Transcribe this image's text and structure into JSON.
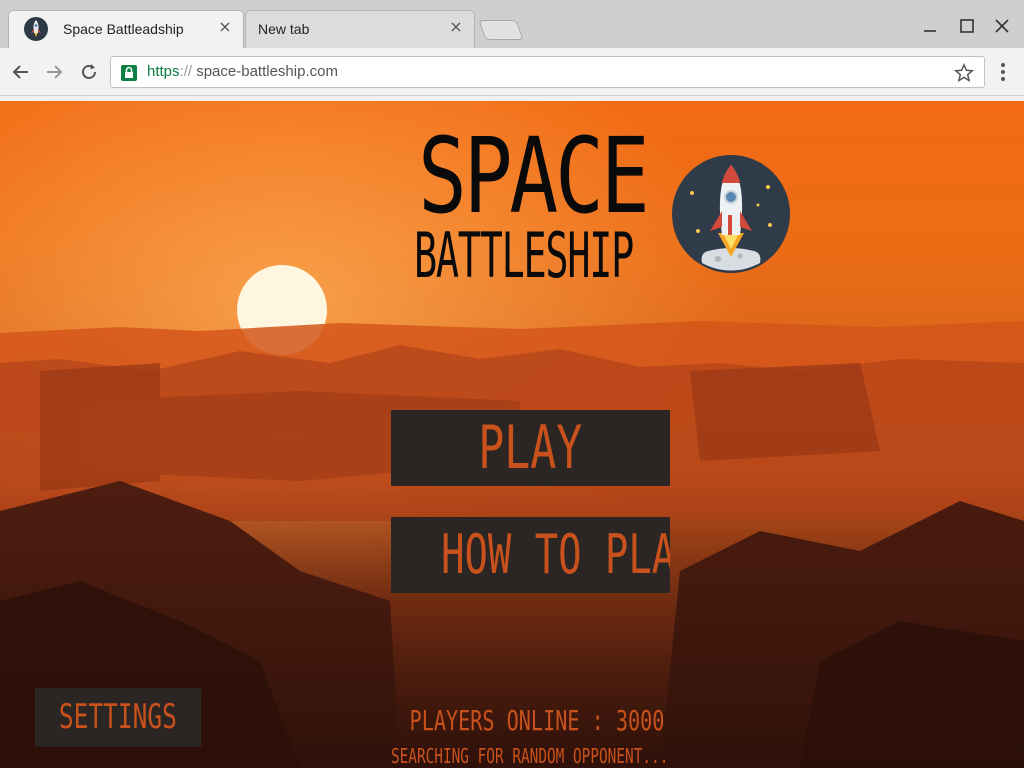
{
  "browser": {
    "tabs": [
      {
        "title": "Space Battleadship",
        "active": true,
        "close": "×"
      },
      {
        "title": "New tab",
        "active": false,
        "close": "×"
      }
    ],
    "url": {
      "scheme": "https",
      "separator": "://",
      "host": " space-battleship.com"
    }
  },
  "game": {
    "logo": {
      "line1": "SPACE",
      "line2": "BATTLESHIP"
    },
    "menu": {
      "play_label": "PLAY",
      "how_to_play_label": "HOW TO PLAY",
      "settings_label": "SETTINGS"
    },
    "status": {
      "players_online": "PLAYERS ONLINE : 3000",
      "searching": "SEARCHING FOR RANDOM OPPONENT..."
    }
  },
  "colors": {
    "sky": "#f26a14",
    "button_bg": "#2b2523",
    "button_text": "#c9521c",
    "logo_text": "#0a0a0a",
    "https_green": "#0b8043"
  },
  "icons": [
    "app-favicon-icon",
    "close-icon",
    "minimize-icon",
    "maximize-icon",
    "back-icon",
    "forward-icon",
    "reload-icon",
    "lock-icon",
    "star-icon",
    "menu-icon",
    "rocket-icon"
  ]
}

- - -

DIRECTIVE >> Quote the preceding records in their entirety, excluding every picture.

FULL SOLUTION >>
Transcribe this image's text and structure into JSON.
{
  "browser": {
    "tabs": [
      {
        "title": "Space Battleadship",
        "active": true,
        "close": "×"
      },
      {
        "title": "New tab",
        "active": false,
        "close": "×"
      }
    ],
    "url": {
      "scheme": "https",
      "separator": "://",
      "host": " space-battleship.com"
    }
  },
  "game": {
    "logo": {
      "line1": "SPACE",
      "line2": "BATTLESHIP"
    },
    "menu": {
      "play_label": "PLAY",
      "how_to_play_label": "HOW TO PLAY",
      "settings_label": "SETTINGS"
    },
    "status": {
      "players_online": "PLAYERS ONLINE : 3000",
      "searching": "SEARCHING FOR RANDOM OPPONENT..."
    }
  },
  "colors": {
    "sky": "#f26a14",
    "button_bg": "#2b2523",
    "button_text": "#c9521c",
    "logo_text": "#0a0a0a",
    "https_green": "#0b8043"
  },
  "icons": [
    "app-favicon-icon",
    "close-icon",
    "minimize-icon",
    "maximize-icon",
    "back-icon",
    "forward-icon",
    "reload-icon",
    "lock-icon",
    "star-icon",
    "menu-icon",
    "rocket-icon"
  ]
}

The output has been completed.